▶ [Short exercise] Reproduce each record exactly.

[Items from a figure collection]
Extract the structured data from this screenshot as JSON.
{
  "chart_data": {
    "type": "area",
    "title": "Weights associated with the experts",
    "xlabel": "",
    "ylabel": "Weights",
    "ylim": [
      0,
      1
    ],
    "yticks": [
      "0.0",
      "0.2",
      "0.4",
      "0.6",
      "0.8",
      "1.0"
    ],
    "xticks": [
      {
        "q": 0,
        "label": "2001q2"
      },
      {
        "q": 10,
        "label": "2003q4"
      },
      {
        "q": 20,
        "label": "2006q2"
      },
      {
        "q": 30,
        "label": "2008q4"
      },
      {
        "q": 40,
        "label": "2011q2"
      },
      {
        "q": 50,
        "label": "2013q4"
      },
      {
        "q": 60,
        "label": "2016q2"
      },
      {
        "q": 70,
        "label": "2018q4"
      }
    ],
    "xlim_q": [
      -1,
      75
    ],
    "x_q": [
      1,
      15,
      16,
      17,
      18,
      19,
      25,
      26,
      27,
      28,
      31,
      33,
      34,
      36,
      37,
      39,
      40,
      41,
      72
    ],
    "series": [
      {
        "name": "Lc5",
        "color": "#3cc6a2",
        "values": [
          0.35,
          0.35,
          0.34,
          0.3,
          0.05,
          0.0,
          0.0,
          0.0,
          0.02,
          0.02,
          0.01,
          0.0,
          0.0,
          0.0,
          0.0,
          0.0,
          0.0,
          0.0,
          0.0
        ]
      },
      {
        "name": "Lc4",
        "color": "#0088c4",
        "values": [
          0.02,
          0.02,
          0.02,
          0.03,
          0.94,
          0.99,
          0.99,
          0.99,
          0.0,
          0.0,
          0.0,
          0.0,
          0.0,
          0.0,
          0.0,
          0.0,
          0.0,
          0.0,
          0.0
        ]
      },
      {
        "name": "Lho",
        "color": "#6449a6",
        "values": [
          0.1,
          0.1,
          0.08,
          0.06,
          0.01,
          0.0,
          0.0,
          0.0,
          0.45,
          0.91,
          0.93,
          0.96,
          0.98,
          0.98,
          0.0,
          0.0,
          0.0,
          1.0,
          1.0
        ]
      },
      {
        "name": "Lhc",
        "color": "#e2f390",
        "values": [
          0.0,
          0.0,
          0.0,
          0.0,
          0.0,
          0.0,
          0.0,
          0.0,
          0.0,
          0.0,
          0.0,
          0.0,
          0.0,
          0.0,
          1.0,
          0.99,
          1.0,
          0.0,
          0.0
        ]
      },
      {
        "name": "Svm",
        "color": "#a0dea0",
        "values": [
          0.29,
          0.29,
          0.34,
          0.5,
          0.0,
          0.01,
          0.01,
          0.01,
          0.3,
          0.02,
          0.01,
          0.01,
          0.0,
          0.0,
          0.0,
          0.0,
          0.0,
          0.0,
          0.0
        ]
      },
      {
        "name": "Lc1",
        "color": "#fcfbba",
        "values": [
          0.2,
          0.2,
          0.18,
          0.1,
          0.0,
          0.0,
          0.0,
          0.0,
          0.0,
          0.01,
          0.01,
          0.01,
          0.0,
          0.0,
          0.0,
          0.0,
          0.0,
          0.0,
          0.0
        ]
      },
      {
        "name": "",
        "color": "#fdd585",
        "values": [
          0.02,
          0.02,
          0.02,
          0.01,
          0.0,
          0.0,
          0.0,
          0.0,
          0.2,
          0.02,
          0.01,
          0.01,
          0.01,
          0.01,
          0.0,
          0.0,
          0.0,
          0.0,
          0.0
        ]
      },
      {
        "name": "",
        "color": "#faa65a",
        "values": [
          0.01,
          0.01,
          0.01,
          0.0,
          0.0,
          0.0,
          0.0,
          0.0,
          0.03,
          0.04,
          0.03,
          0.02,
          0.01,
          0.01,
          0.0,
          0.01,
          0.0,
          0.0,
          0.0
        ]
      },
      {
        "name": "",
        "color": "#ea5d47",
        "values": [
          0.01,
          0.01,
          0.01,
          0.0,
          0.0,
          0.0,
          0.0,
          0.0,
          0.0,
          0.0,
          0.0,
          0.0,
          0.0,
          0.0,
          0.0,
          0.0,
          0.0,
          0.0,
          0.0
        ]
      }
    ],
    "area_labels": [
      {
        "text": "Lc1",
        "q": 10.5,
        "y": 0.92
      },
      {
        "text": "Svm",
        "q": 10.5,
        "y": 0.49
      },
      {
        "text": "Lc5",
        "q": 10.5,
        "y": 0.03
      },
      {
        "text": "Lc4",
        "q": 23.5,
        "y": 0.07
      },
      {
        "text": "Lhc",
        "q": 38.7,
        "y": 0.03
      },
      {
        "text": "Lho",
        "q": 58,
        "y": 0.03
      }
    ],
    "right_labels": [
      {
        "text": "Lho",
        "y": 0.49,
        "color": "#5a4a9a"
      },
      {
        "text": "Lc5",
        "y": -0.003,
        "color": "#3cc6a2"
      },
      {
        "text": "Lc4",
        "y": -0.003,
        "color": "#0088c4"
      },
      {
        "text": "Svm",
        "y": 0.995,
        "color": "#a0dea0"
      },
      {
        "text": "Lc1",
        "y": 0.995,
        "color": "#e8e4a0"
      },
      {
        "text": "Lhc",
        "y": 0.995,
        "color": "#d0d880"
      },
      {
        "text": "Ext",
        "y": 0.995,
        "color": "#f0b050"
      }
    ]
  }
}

▶ [Answer for this exercise]
Extract the structured data from this screenshot as JSON.
{
  "chart_data": {
    "type": "area",
    "title": "Weights associated with the experts",
    "xlabel": "",
    "ylabel": "Weights",
    "ylim": [
      0,
      1
    ],
    "yticks": [
      "0.0",
      "0.2",
      "0.4",
      "0.6",
      "0.8",
      "1.0"
    ],
    "xticks": [
      {
        "q": 0,
        "label": "2001q2"
      },
      {
        "q": 10,
        "label": "2003q4"
      },
      {
        "q": 20,
        "label": "2006q2"
      },
      {
        "q": 30,
        "label": "2008q4"
      },
      {
        "q": 40,
        "label": "2011q2"
      },
      {
        "q": 50,
        "label": "2013q4"
      },
      {
        "q": 60,
        "label": "2016q2"
      },
      {
        "q": 70,
        "label": "2018q4"
      }
    ],
    "xlim_q": [
      -1,
      75
    ],
    "x_q": [
      1,
      15,
      16,
      17,
      18,
      19,
      25,
      26,
      27,
      28,
      31,
      33,
      34,
      36,
      37,
      39,
      40,
      41,
      72
    ],
    "series": [
      {
        "name": "Lc5",
        "color": "#3cc6a2",
        "values": [
          0.35,
          0.35,
          0.34,
          0.3,
          0.05,
          0.0,
          0.0,
          0.0,
          0.02,
          0.02,
          0.01,
          0.0,
          0.0,
          0.0,
          0.0,
          0.0,
          0.0,
          0.0,
          0.0
        ]
      },
      {
        "name": "Lc4",
        "color": "#0088c4",
        "values": [
          0.02,
          0.02,
          0.02,
          0.03,
          0.94,
          0.99,
          0.99,
          0.99,
          0.0,
          0.0,
          0.0,
          0.0,
          0.0,
          0.0,
          0.0,
          0.0,
          0.0,
          0.0,
          0.0
        ]
      },
      {
        "name": "Lho",
        "color": "#6449a6",
        "values": [
          0.1,
          0.1,
          0.08,
          0.06,
          0.01,
          0.0,
          0.0,
          0.0,
          0.45,
          0.91,
          0.93,
          0.96,
          0.98,
          0.98,
          0.0,
          0.0,
          0.0,
          1.0,
          1.0
        ]
      },
      {
        "name": "Lhc",
        "color": "#e2f390",
        "values": [
          0.0,
          0.0,
          0.0,
          0.0,
          0.0,
          0.0,
          0.0,
          0.0,
          0.0,
          0.0,
          0.0,
          0.0,
          0.0,
          0.0,
          1.0,
          0.99,
          1.0,
          0.0,
          0.0
        ]
      },
      {
        "name": "Svm",
        "color": "#a0dea0",
        "values": [
          0.29,
          0.29,
          0.34,
          0.5,
          0.0,
          0.01,
          0.01,
          0.01,
          0.3,
          0.02,
          0.01,
          0.01,
          0.0,
          0.0,
          0.0,
          0.0,
          0.0,
          0.0,
          0.0
        ]
      },
      {
        "name": "Lc1",
        "color": "#fcfbba",
        "values": [
          0.2,
          0.2,
          0.18,
          0.1,
          0.0,
          0.0,
          0.0,
          0.0,
          0.0,
          0.01,
          0.01,
          0.01,
          0.0,
          0.0,
          0.0,
          0.0,
          0.0,
          0.0,
          0.0
        ]
      },
      {
        "name": "",
        "color": "#fdd585",
        "values": [
          0.02,
          0.02,
          0.02,
          0.01,
          0.0,
          0.0,
          0.0,
          0.0,
          0.2,
          0.02,
          0.01,
          0.01,
          0.01,
          0.01,
          0.0,
          0.0,
          0.0,
          0.0,
          0.0
        ]
      },
      {
        "name": "",
        "color": "#faa65a",
        "values": [
          0.01,
          0.01,
          0.01,
          0.0,
          0.0,
          0.0,
          0.0,
          0.0,
          0.03,
          0.04,
          0.03,
          0.02,
          0.01,
          0.01,
          0.0,
          0.01,
          0.0,
          0.0,
          0.0
        ]
      },
      {
        "name": "",
        "color": "#ea5d47",
        "values": [
          0.01,
          0.01,
          0.01,
          0.0,
          0.0,
          0.0,
          0.0,
          0.0,
          0.0,
          0.0,
          0.0,
          0.0,
          0.0,
          0.0,
          0.0,
          0.0,
          0.0,
          0.0,
          0.0
        ]
      }
    ],
    "area_labels": [
      {
        "text": "Lc1",
        "q": 10.5,
        "y": 0.92
      },
      {
        "text": "Svm",
        "q": 10.5,
        "y": 0.49
      },
      {
        "text": "Lc5",
        "q": 10.5,
        "y": 0.03
      },
      {
        "text": "Lc4",
        "q": 23.5,
        "y": 0.07
      },
      {
        "text": "Lhc",
        "q": 38.7,
        "y": 0.03
      },
      {
        "text": "Lho",
        "q": 58,
        "y": 0.03
      }
    ],
    "right_labels": [
      {
        "text": "Lho",
        "y": 0.49,
        "color": "#5a4a9a"
      },
      {
        "text": "Lc5",
        "y": -0.003,
        "color": "#3cc6a2"
      },
      {
        "text": "Lc4",
        "y": -0.003,
        "color": "#0088c4"
      },
      {
        "text": "Svm",
        "y": 0.995,
        "color": "#a0dea0"
      },
      {
        "text": "Lc1",
        "y": 0.995,
        "color": "#e8e4a0"
      },
      {
        "text": "Lhc",
        "y": 0.995,
        "color": "#d0d880"
      },
      {
        "text": "Ext",
        "y": 0.995,
        "color": "#f0b050"
      }
    ]
  }
}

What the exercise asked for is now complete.